*Data excerpts:*
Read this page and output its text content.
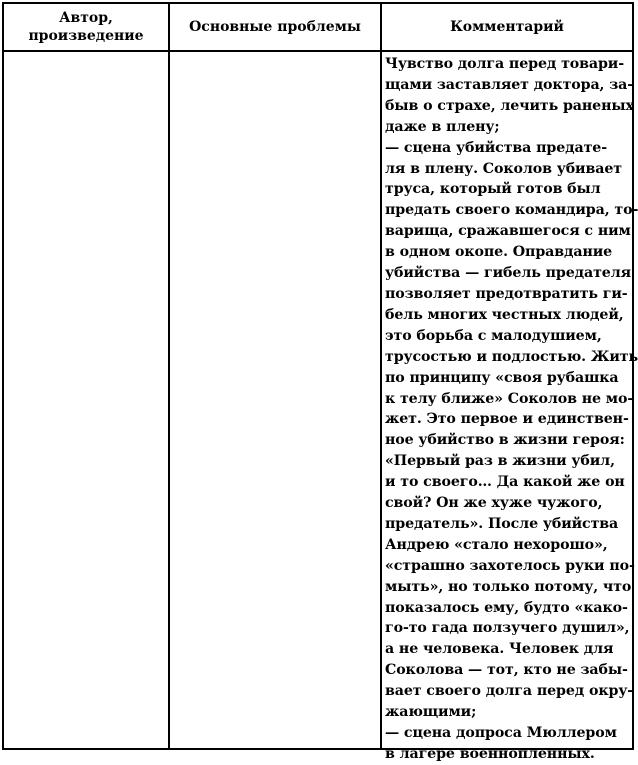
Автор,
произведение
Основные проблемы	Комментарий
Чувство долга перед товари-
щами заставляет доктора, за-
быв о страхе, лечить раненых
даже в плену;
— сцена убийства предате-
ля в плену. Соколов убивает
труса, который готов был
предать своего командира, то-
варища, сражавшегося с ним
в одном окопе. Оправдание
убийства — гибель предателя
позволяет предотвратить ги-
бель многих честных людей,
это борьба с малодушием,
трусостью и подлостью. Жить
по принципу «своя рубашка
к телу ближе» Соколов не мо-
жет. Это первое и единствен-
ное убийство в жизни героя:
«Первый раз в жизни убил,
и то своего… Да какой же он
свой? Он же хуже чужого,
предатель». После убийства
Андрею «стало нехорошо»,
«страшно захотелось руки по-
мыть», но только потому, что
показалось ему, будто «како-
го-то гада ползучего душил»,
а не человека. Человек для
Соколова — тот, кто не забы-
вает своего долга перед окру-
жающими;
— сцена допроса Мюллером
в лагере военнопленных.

*What to produce:*
Retype all entries exactly as they appear, dropping the images.

*The result:*
Read this page and output its text content.
Автор,
произведение
Основные проблемы	Комментарий
Чувство долга перед товари-
щами заставляет доктора, за-
быв о страхе, лечить раненых
даже в плену;
— сцена убийства предате-
ля в плену. Соколов убивает
труса, который готов был
предать своего командира, то-
варища, сражавшегося с ним
в одном окопе. Оправдание
убийства — гибель предателя
позволяет предотвратить ги-
бель многих честных людей,
это борьба с малодушием,
трусостью и подлостью. Жить
по принципу «своя рубашка
к телу ближе» Соколов не мо-
жет. Это первое и единствен-
ное убийство в жизни героя:
«Первый раз в жизни убил,
и то своего… Да какой же он
свой? Он же хуже чужого,
предатель». После убийства
Андрею «стало нехорошо»,
«страшно захотелось руки по-
мыть», но только потому, что
показалось ему, будто «како-
го-то гада ползучего душил»,
а не человека. Человек для
Соколова — тот, кто не забы-
вает своего долга перед окру-
жающими;
— сцена допроса Мюллером
в лагере военнопленных.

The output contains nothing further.